Short problem
Copy the material word for word, from its first line through the line containing "497, 798, 510]", including that line.

Supplied entries
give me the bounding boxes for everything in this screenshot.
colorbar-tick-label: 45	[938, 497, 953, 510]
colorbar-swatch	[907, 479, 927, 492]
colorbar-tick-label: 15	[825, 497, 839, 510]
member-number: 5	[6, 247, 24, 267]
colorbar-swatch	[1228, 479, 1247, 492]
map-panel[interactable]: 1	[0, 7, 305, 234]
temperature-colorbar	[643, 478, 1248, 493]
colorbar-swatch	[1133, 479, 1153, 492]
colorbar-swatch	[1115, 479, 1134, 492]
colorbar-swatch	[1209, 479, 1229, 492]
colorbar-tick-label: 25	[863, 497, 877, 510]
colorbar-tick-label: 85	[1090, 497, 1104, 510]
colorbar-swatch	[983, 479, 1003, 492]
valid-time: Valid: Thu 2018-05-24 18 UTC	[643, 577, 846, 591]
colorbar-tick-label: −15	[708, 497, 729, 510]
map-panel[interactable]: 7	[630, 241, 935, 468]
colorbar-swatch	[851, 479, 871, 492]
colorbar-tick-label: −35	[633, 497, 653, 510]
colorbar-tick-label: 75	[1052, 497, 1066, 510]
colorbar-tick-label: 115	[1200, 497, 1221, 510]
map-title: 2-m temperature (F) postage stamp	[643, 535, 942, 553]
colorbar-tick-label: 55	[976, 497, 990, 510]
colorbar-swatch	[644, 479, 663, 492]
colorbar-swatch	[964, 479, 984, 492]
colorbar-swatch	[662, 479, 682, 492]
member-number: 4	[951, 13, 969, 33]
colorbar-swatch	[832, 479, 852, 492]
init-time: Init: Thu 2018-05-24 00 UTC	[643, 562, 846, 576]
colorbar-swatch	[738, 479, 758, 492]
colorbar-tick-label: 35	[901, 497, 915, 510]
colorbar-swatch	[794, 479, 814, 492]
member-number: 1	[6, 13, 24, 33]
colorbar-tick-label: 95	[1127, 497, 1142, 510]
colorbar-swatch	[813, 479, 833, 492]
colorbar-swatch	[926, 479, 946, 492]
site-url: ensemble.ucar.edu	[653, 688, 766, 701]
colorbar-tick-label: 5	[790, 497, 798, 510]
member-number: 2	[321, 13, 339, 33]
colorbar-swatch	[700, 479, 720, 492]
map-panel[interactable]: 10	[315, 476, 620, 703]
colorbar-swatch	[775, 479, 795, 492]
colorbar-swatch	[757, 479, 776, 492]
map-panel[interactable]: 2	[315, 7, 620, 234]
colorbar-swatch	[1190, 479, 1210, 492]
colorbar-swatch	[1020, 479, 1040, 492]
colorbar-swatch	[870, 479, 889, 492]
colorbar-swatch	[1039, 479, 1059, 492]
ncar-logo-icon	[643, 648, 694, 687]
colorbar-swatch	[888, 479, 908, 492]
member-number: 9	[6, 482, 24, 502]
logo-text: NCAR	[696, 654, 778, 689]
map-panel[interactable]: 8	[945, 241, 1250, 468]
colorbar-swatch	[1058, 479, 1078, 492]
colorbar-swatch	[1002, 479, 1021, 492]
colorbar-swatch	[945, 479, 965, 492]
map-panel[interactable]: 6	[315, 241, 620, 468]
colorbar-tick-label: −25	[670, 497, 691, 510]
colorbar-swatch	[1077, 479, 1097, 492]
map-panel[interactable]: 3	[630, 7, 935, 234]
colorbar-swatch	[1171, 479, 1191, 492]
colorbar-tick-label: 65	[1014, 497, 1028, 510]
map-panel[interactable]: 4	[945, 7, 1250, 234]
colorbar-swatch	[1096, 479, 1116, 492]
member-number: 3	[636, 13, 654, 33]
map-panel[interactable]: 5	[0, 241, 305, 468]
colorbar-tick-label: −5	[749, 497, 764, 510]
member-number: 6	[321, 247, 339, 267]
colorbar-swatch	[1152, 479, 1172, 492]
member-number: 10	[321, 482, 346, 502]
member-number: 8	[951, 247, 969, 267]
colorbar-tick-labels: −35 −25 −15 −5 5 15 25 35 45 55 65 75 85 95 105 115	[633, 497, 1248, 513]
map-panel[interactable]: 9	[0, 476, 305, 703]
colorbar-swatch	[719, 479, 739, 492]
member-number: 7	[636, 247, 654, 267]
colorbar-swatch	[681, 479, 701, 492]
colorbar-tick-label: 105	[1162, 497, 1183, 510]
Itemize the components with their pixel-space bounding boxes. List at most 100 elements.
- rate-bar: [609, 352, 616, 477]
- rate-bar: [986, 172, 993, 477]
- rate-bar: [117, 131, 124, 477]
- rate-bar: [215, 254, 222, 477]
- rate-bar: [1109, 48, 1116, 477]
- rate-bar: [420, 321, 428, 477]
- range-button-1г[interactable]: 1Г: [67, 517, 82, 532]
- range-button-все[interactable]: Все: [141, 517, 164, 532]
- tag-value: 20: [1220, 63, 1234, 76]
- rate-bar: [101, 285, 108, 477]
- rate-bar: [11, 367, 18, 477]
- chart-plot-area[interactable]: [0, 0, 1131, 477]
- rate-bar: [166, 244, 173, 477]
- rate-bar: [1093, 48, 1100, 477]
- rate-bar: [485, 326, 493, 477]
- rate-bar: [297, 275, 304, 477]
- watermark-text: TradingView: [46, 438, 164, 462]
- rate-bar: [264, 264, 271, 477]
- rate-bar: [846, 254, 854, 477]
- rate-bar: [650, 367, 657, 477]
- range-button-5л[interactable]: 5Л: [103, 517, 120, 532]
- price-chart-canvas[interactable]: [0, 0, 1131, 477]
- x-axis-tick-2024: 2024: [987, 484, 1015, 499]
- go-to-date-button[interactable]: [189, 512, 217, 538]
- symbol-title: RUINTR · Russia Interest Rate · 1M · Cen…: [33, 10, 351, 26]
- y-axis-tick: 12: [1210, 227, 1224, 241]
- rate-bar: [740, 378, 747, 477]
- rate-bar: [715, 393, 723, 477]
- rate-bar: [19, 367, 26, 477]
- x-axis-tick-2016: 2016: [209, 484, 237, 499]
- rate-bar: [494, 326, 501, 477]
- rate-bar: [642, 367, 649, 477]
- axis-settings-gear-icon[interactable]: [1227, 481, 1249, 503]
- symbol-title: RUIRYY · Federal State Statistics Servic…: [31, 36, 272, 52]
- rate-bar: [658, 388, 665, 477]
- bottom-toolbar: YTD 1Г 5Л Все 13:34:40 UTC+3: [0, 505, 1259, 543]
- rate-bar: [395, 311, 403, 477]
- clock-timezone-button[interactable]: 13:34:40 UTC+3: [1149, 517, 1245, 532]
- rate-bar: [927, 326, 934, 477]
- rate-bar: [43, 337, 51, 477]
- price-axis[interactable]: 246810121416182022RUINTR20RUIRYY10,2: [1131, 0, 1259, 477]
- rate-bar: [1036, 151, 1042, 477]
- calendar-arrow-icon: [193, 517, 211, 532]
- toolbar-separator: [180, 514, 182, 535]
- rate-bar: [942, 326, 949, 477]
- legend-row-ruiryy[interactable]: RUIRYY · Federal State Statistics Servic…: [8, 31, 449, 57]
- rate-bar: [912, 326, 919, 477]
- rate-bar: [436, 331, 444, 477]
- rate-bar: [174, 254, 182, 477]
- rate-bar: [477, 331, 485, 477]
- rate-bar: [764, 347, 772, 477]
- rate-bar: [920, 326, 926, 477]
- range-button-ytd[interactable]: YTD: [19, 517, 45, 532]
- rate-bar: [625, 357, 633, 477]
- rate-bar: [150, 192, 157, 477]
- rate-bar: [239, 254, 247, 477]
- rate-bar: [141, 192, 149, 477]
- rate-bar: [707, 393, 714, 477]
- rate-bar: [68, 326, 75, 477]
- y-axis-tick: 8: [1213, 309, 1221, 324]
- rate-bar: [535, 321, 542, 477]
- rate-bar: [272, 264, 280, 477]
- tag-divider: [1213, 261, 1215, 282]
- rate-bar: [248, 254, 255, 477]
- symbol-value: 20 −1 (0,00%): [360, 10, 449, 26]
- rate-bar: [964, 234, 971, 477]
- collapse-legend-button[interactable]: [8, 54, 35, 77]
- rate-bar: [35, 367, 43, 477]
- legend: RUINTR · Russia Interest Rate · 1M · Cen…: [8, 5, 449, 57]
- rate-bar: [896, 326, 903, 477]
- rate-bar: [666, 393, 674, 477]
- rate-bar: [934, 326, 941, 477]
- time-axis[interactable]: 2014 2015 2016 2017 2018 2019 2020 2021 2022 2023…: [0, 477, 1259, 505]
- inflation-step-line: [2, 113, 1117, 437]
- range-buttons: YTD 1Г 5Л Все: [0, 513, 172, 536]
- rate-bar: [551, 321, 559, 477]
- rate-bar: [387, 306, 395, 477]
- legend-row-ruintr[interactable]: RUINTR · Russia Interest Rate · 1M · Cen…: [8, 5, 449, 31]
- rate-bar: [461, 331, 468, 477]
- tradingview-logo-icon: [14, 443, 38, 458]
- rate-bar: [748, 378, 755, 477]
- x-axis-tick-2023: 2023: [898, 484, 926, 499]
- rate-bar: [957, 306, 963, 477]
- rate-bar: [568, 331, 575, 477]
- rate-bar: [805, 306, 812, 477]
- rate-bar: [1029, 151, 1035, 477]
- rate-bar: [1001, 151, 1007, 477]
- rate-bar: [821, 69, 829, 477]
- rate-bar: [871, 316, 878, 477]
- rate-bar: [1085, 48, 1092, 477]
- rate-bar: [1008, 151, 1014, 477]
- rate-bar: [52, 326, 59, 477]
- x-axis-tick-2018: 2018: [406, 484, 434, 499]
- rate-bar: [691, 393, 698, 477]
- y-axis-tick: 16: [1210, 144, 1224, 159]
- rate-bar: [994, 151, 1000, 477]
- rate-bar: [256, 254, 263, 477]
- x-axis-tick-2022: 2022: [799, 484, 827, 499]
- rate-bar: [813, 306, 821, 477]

Output
give me the bounding boxes for everything in this screenshot.
colorbar-tick-label: 45	[938, 497, 953, 510]
colorbar-swatch	[907, 479, 927, 492]
colorbar-tick-label: 15	[825, 497, 839, 510]
member-number: 5	[6, 247, 24, 267]
colorbar-swatch	[1228, 479, 1247, 492]
map-panel[interactable]: 1	[0, 7, 305, 234]
temperature-colorbar	[643, 478, 1248, 493]
colorbar-swatch	[1133, 479, 1153, 492]
colorbar-swatch	[1115, 479, 1134, 492]
colorbar-swatch	[1209, 479, 1229, 492]
colorbar-tick-label: 25	[863, 497, 877, 510]
colorbar-tick-label: 85	[1090, 497, 1104, 510]
colorbar-swatch	[983, 479, 1003, 492]
valid-time: Valid: Thu 2018-05-24 18 UTC	[643, 577, 846, 591]
colorbar-tick-label: −15	[708, 497, 729, 510]
map-panel[interactable]: 7	[630, 241, 935, 468]
colorbar-swatch	[851, 479, 871, 492]
colorbar-tick-label: −35	[633, 497, 653, 510]
colorbar-tick-label: 75	[1052, 497, 1066, 510]
colorbar-tick-label: 115	[1200, 497, 1221, 510]
map-title: 2-m temperature (F) postage stamp	[643, 535, 942, 553]
colorbar-tick-label: 55	[976, 497, 990, 510]
colorbar-swatch	[644, 479, 663, 492]
colorbar-swatch	[964, 479, 984, 492]
colorbar-swatch	[662, 479, 682, 492]
member-number: 4	[951, 13, 969, 33]
colorbar-swatch	[832, 479, 852, 492]
init-time: Init: Thu 2018-05-24 00 UTC	[643, 562, 846, 576]
colorbar-swatch	[738, 479, 758, 492]
colorbar-tick-label: 35	[901, 497, 915, 510]
colorbar-swatch	[794, 479, 814, 492]
member-number: 1	[6, 13, 24, 33]
colorbar-tick-label: 95	[1127, 497, 1142, 510]
colorbar-swatch	[813, 479, 833, 492]
colorbar-swatch	[926, 479, 946, 492]
site-url: ensemble.ucar.edu	[653, 688, 766, 701]
colorbar-tick-label: 5	[790, 497, 798, 510]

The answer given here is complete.